TEXT BLOCK —
* * * * * * *

In this podcast, we are using as our texts: From Slavery to Freedom, by John Hope Franklin, The Negro Church in America by E. Franklin Frazier, and The Black Church In The U.S. by William A. Banks.

Our first topic for today is titled “Colonial Slavery, Part 2: Virginia and Maryland, Part 2” from the book, “From Slavery to Freedom” by John Hope Franklin.

The actual statutory recognition of slavery in Virginia came in 1661. The status of blacks already there was not affected if they had completed their indenture and were free. As a matter of fact, the recognition was almost casual and was first indicated in a law directed at white servants: “That in case any English servant shall run away in company with any negroes who are incapable of making satisfaction by addition of time . . . that the English so running away . . . shall serve for the time of the said negroes’ absence as they are to for their owne.” In the following year, 1662, Virginia took another step toward slavery by indicating in its laws that children born in the colony would be held in bond or free according to the condition of the mother. Some mitigation of slavery was intended by a 1667 law indicating that slaves could be baptized as Christians. In order to protect the institution of slavery, however, this law provided that “the conferring of baptisme doth not alter the condition of the person as to his bondage or freedome.” Thus, “diverse masters, freed from this doubt, may more carefully endeavour the propagation of Christianity.”

* * * * * * *

TASKS AND EXERCISES —
[A] Copy word for word the part of the passage on slavery in colonial Virginia that opens with the words containing "In this podcast, we" and closes with "William A. Banks.".
[B] According to the passage on slavery in colonial Virginia, in what year did Virginia first give slavery statutory recognition?
[C] Write the next part of the passage on slavery in colonial Virginia, picking up after its final sentence.

DATASET EXTRACT —

* * * * * * *

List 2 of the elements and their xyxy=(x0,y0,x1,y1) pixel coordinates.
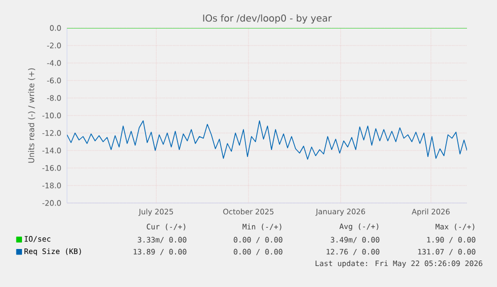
line-series xyxy=(67,120,468,160)
chart-title: IOs for /dev/loop0 - by year xyxy=(203,14,332,24)
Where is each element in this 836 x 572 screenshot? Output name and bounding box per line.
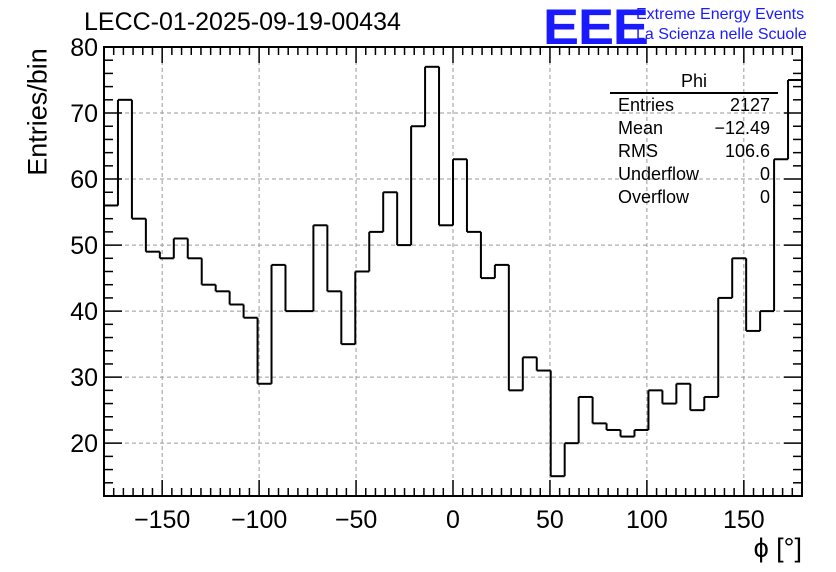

* * * * * * *

TASK-BY-TASK OUTPUTS —
[A]
In this podcast, we are using as our texts: From Slavery to Freedom, by John Hope Franklin, The Negro Church in America by E. Franklin Frazier, and The Black Church In The U.S. by William A. Banks.

[B] 1661

[C]
At first the black population of Virginia grew quite slowly. In 1625 there were only 23 in the colony, and as late as the middle of the century scarcely 300 could be counted. With the chartering of the Royal African Company in 1672 the shipment of slaves into the colony was accelerated. By the end of the century they were being brought in at the rate of more than 1,000 per year. It was in the eighteenth century that the black population grew at what some Virginians began to view as an alarming rate. In 1708 there were 12,000 blacks and 18,000 whites. By 1756 there were 120,156 blacks and 173,316 whites, with blacks outnumbering whites in many communities.

Although Virginians greatly appreciated the importance of slave labor in the development of the colony, they soon became apprehensive about such large numbers of blacks living among whites. Already whites and blacks were mixing, and a mulatto population was emerging. There were, moreover, persistent rumors of conspiracies of rebellion, and many whites feared for their lives. Those who were apprehensive took the lead in attempting to control the importation of slaves, but commercial interests fought off these attempts with all the resources at their command. For the time being they were successful.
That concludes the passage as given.